RECORDS FOR PROCESSING
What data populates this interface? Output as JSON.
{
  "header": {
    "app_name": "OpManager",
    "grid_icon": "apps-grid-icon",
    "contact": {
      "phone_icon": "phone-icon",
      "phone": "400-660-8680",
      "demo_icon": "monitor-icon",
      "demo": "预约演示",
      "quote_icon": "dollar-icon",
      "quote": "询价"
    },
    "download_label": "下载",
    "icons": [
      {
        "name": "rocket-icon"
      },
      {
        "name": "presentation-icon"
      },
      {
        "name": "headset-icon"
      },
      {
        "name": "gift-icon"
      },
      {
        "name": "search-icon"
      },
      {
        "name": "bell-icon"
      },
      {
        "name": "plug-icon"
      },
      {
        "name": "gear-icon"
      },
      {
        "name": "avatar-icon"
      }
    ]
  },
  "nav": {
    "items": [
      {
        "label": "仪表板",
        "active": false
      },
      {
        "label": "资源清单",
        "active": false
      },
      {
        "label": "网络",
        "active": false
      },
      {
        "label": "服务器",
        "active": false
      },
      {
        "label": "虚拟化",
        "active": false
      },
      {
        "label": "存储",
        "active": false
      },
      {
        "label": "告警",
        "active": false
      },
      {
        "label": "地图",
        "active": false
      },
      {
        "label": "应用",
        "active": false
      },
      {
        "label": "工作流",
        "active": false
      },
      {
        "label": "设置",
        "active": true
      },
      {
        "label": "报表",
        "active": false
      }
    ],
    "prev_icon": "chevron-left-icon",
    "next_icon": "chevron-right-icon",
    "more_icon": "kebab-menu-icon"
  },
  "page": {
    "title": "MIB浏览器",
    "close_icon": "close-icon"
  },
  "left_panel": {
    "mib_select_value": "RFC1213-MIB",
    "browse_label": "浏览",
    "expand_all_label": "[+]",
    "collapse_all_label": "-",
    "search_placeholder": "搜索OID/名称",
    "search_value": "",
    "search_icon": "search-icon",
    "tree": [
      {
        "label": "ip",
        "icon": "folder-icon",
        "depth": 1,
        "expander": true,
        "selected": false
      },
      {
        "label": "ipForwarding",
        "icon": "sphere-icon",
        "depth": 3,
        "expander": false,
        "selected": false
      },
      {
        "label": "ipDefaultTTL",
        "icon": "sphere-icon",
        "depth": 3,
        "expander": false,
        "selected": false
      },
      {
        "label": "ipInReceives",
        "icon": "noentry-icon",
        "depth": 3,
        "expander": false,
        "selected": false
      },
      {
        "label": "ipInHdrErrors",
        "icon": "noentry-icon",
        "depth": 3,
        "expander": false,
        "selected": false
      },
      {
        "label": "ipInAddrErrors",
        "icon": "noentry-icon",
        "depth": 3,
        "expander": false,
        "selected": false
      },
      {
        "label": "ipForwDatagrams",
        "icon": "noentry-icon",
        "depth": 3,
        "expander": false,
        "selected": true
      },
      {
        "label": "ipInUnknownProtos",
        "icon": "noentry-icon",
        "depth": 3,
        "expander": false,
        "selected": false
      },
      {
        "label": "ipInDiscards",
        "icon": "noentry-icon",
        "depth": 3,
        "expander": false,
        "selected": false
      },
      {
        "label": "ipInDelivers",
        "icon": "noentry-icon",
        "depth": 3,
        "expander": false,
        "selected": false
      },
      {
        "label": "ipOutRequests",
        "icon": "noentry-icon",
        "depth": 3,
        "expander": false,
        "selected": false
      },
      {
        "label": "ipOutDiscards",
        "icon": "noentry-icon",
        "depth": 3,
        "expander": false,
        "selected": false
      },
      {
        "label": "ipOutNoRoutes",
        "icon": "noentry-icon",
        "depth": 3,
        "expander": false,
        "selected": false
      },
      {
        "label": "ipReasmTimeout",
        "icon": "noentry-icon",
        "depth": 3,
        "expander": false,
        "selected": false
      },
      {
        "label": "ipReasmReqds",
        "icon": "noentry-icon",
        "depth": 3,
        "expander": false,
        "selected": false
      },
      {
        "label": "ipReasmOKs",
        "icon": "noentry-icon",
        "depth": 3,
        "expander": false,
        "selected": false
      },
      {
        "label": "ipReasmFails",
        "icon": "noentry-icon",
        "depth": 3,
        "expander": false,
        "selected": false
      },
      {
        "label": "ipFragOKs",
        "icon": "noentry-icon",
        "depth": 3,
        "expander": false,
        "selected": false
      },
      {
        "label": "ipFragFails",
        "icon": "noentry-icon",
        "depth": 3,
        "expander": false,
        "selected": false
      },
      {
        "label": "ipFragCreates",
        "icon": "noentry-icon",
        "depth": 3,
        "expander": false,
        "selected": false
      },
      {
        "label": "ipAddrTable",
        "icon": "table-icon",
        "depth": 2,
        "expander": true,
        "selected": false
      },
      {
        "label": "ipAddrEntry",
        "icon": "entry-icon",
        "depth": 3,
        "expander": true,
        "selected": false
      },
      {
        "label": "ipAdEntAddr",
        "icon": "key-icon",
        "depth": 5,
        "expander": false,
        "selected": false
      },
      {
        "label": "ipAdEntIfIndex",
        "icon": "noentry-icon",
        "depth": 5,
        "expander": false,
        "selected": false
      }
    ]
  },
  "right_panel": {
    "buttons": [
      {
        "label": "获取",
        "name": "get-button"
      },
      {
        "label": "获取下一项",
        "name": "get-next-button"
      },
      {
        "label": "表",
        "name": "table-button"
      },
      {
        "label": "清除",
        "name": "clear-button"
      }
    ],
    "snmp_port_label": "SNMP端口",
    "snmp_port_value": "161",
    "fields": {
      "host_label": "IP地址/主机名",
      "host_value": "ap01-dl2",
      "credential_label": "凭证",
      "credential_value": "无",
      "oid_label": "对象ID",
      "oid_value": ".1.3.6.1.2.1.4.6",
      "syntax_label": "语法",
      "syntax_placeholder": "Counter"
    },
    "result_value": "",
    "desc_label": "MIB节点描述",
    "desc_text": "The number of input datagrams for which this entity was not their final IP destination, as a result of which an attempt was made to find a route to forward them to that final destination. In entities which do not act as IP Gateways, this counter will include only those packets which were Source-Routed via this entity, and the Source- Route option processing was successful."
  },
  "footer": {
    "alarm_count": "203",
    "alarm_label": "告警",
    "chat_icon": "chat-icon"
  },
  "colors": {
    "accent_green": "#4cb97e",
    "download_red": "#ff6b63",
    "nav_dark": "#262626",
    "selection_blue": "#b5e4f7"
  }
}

WHAT IS BEING ASKED
Take the records above and return them exactly as written.

SOLUTION TO THIS EXERCISE
What data populates this interface? Output as JSON.
{
  "header": {
    "app_name": "OpManager",
    "grid_icon": "apps-grid-icon",
    "contact": {
      "phone_icon": "phone-icon",
      "phone": "400-660-8680",
      "demo_icon": "monitor-icon",
      "demo": "预约演示",
      "quote_icon": "dollar-icon",
      "quote": "询价"
    },
    "download_label": "下载",
    "icons": [
      {
        "name": "rocket-icon"
      },
      {
        "name": "presentation-icon"
      },
      {
        "name": "headset-icon"
      },
      {
        "name": "gift-icon"
      },
      {
        "name": "search-icon"
      },
      {
        "name": "bell-icon"
      },
      {
        "name": "plug-icon"
      },
      {
        "name": "gear-icon"
      },
      {
        "name": "avatar-icon"
      }
    ]
  },
  "nav": {
    "items": [
      {
        "label": "仪表板",
        "active": false
      },
      {
        "label": "资源清单",
        "active": false
      },
      {
        "label": "网络",
        "active": false
      },
      {
        "label": "服务器",
        "active": false
      },
      {
        "label": "虚拟化",
        "active": false
      },
      {
        "label": "存储",
        "active": false
      },
      {
        "label": "告警",
        "active": false
      },
      {
        "label": "地图",
        "active": false
      },
      {
        "label": "应用",
        "active": false
      },
      {
        "label": "工作流",
        "active": false
      },
      {
        "label": "设置",
        "active": true
      },
      {
        "label": "报表",
        "active": false
      }
    ],
    "prev_icon": "chevron-left-icon",
    "next_icon": "chevron-right-icon",
    "more_icon": "kebab-menu-icon"
  },
  "page": {
    "title": "MIB浏览器",
    "close_icon": "close-icon"
  },
  "left_panel": {
    "mib_select_value": "RFC1213-MIB",
    "browse_label": "浏览",
    "expand_all_label": "[+]",
    "collapse_all_label": "-",
    "search_placeholder": "搜索OID/名称",
    "search_value": "",
    "search_icon": "search-icon",
    "tree": [
      {
        "label": "ip",
        "icon": "folder-icon",
        "depth": 1,
        "expander": true,
        "selected": false
      },
      {
        "label": "ipForwarding",
        "icon": "sphere-icon",
        "depth": 3,
        "expander": false,
        "selected": false
      },
      {
        "label": "ipDefaultTTL",
        "icon": "sphere-icon",
        "depth": 3,
        "expander": false,
        "selected": false
      },
      {
        "label": "ipInReceives",
        "icon": "noentry-icon",
        "depth": 3,
        "expander": false,
        "selected": false
      },
      {
        "label": "ipInHdrErrors",
        "icon": "noentry-icon",
        "depth": 3,
        "expander": false,
        "selected": false
      },
      {
        "label": "ipInAddrErrors",
        "icon": "noentry-icon",
        "depth": 3,
        "expander": false,
        "selected": false
      },
      {
        "label": "ipForwDatagrams",
        "icon": "noentry-icon",
        "depth": 3,
        "expander": false,
        "selected": true
      },
      {
        "label": "ipInUnknownProtos",
        "icon": "noentry-icon",
        "depth": 3,
        "expander": false,
        "selected": false
      },
      {
        "label": "ipInDiscards",
        "icon": "noentry-icon",
        "depth": 3,
        "expander": false,
        "selected": false
      },
      {
        "label": "ipInDelivers",
        "icon": "noentry-icon",
        "depth": 3,
        "expander": false,
        "selected": false
      },
      {
        "label": "ipOutRequests",
        "icon": "noentry-icon",
        "depth": 3,
        "expander": false,
        "selected": false
      },
      {
        "label": "ipOutDiscards",
        "icon": "noentry-icon",
        "depth": 3,
        "expander": false,
        "selected": false
      },
      {
        "label": "ipOutNoRoutes",
        "icon": "noentry-icon",
        "depth": 3,
        "expander": false,
        "selected": false
      },
      {
        "label": "ipReasmTimeout",
        "icon": "noentry-icon",
        "depth": 3,
        "expander": false,
        "selected": false
      },
      {
        "label": "ipReasmReqds",
        "icon": "noentry-icon",
        "depth": 3,
        "expander": false,
        "selected": false
      },
      {
        "label": "ipReasmOKs",
        "icon": "noentry-icon",
        "depth": 3,
        "expander": false,
        "selected": false
      },
      {
        "label": "ipReasmFails",
        "icon": "noentry-icon",
        "depth": 3,
        "expander": false,
        "selected": false
      },
      {
        "label": "ipFragOKs",
        "icon": "noentry-icon",
        "depth": 3,
        "expander": false,
        "selected": false
      },
      {
        "label": "ipFragFails",
        "icon": "noentry-icon",
        "depth": 3,
        "expander": false,
        "selected": false
      },
      {
        "label": "ipFragCreates",
        "icon": "noentry-icon",
        "depth": 3,
        "expander": false,
        "selected": false
      },
      {
        "label": "ipAddrTable",
        "icon": "table-icon",
        "depth": 2,
        "expander": true,
        "selected": false
      },
      {
        "label": "ipAddrEntry",
        "icon": "entry-icon",
        "depth": 3,
        "expander": true,
        "selected": false
      },
      {
        "label": "ipAdEntAddr",
        "icon": "key-icon",
        "depth": 5,
        "expander": false,
        "selected": false
      },
      {
        "label": "ipAdEntIfIndex",
        "icon": "noentry-icon",
        "depth": 5,
        "expander": false,
        "selected": false
      }
    ]
  },
  "right_panel": {
    "buttons": [
      {
        "label": "获取",
        "name": "get-button"
      },
      {
        "label": "获取下一项",
        "name": "get-next-button"
      },
      {
        "label": "表",
        "name": "table-button"
      },
      {
        "label": "清除",
        "name": "clear-button"
      }
    ],
    "snmp_port_label": "SNMP端口",
    "snmp_port_value": "161",
    "fields": {
      "host_label": "IP地址/主机名",
      "host_value": "ap01-dl2",
      "credential_label": "凭证",
      "credential_value": "无",
      "oid_label": "对象ID",
      "oid_value": ".1.3.6.1.2.1.4.6",
      "syntax_label": "语法",
      "syntax_placeholder": "Counter"
    },
    "result_value": "",
    "desc_label": "MIB节点描述",
    "desc_text": "The number of input datagrams for which this entity was not their final IP destination, as a result of which an attempt was made to find a route to forward them to that final destination. In entities which do not act as IP Gateways, this counter will include only those packets which were Source-Routed via this entity, and the Source- Route option processing was successful."
  },
  "footer": {
    "alarm_count": "203",
    "alarm_label": "告警",
    "chat_icon": "chat-icon"
  },
  "colors": {
    "accent_green": "#4cb97e",
    "download_red": "#ff6b63",
    "nav_dark": "#262626",
    "selection_blue": "#b5e4f7"
  }
}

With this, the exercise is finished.